Football Manager 2026 è un videogioco gestionale ed un simulatore di calcio professionistico, sviluppato da Sports Interactive sotto bandiera SEGA. E’ disponibile dal 4 novembre 2025 per PC/Mac, PlayStation 5 e Xbox Series con caratteristica Play Anywhere, che permette di acquistare una sola copia del gioco e goderne sia per console che per PC, giocando la stessa partita senza soluzione di continuità. Realizzo questo contenuto per gentile concessione di Cosmocover PR, che ha ritenuto idoneo il blog per la divulgazione del titolo.
Un vecchio amico con un volto nuovo

Football Manager è un compagno di viaggio, un simulatore di ossessioni calcistiche, fucina di talenti che possono anche sperare di diventare veri manager nella vita reale (cosa accaduta veramente in passato).
Per interi lustri ho giocato a PC Calcio e poi a Football Manager, ma era da qualche anno che non mi azzardavo a riprendere i panni del manager di professione. Quest’anno ho voluto cimentarmi, fare un salto nel mio passato da appassionato di giochi di calcio e ho voluto provare con mano cosa è cambiato.

════════════════

Esplora il materiale |
[1] Secondo il testo su Football Manager 2026, da quale data è disponibile il gioco?
[2] Prosegui il testo su Football Manager 2026 a partire dall'ultima frase riportata.

Estratti dei dati
════════════════

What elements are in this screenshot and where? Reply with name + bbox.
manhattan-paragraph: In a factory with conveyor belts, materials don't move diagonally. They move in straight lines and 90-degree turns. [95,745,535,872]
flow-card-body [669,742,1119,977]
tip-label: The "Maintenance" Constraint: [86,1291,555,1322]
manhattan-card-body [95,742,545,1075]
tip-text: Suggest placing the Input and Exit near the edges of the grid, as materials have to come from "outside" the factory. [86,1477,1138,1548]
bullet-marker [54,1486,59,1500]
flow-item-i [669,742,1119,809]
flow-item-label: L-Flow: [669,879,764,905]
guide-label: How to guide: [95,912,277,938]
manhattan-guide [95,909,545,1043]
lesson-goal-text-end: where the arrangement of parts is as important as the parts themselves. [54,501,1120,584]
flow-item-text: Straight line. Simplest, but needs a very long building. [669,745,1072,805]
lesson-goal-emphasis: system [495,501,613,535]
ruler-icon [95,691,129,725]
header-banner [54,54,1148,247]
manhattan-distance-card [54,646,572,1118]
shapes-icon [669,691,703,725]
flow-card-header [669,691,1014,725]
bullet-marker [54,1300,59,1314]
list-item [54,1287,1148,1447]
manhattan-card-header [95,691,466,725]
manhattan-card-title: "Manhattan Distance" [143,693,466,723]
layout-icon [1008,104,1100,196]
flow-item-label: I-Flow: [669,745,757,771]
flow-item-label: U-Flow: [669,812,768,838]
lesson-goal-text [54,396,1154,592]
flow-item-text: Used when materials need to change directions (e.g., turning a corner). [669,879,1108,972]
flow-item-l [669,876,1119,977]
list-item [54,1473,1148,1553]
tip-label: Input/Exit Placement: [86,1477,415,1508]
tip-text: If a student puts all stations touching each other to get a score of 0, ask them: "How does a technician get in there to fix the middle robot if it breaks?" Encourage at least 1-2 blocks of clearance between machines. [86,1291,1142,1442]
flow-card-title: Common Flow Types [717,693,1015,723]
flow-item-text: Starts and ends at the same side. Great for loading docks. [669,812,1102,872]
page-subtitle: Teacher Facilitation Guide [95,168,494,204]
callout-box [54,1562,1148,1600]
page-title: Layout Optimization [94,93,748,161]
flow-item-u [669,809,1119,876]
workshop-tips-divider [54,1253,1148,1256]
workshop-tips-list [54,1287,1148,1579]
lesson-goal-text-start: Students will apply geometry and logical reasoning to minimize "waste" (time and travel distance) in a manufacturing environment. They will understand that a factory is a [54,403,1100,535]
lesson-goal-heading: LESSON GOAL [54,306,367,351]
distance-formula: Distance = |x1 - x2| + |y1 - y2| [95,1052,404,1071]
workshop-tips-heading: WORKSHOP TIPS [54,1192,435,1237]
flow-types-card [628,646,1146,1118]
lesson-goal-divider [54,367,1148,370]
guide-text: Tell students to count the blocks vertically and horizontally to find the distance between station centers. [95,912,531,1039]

════════════════

Risposte |
[1] Dal 4 novembre 2025.

[2]
Con Football Manager 2026, Sports Interactive ha scelto di rischiare, abbandonando il motore storico per passare a Unity e ridisegnando l’interfaccia utente. Il risultato è un’esperienza che, almeno sulla carta, promette maggiore fedeltà visiva e nuove possibilità tattiche.
Il primo impatto può essere spiazzante. Non è il mio caso, visto che l’ultimo Football Manager che ho provato è del 2022. Ma immagino che la nuova interfaccia di gioco obblighi a ricostruire da zero il proprio modo di navigare tra schermate e dati.
È un salto che può sembrare ostico, ma che riflette la volontà di dare al giocatore un ruolo più immersivo, meno da “statistico” e più da allenatore sul campo.
Il cuore della simulazione

Il vero punto di forza di Football Manager 2026 è il nuovo motore delle partite. Le animazioni dei calciatori sono più varie e credibili, i movimenti senza palla più intelligenti, e la gestione delle transizioni tra possesso e non possesso è finalmente dinamica.
Non siamo davanti a un titolo che punta al realismo grafico da tripla A, ma a un realismo comportamentale: le squadre reagiscono, sbagliano, improvvisano. È qui che il gioco restituisce la sensazione di “vero calcio”.

Personalmente ho trovato tutto molto coerente e coeso, tanto da farmi esultare in caso di gol da parte della mia squadra, come se stessi guardando una partita vera.
Sul piano tattico, la novità più significativa è la possibilità di impostare due strategie distinte: una per il possesso e una per la fase difensiva. Questo rende la preparazione delle partite più profonda e vicina alle complessità del calcio moderno.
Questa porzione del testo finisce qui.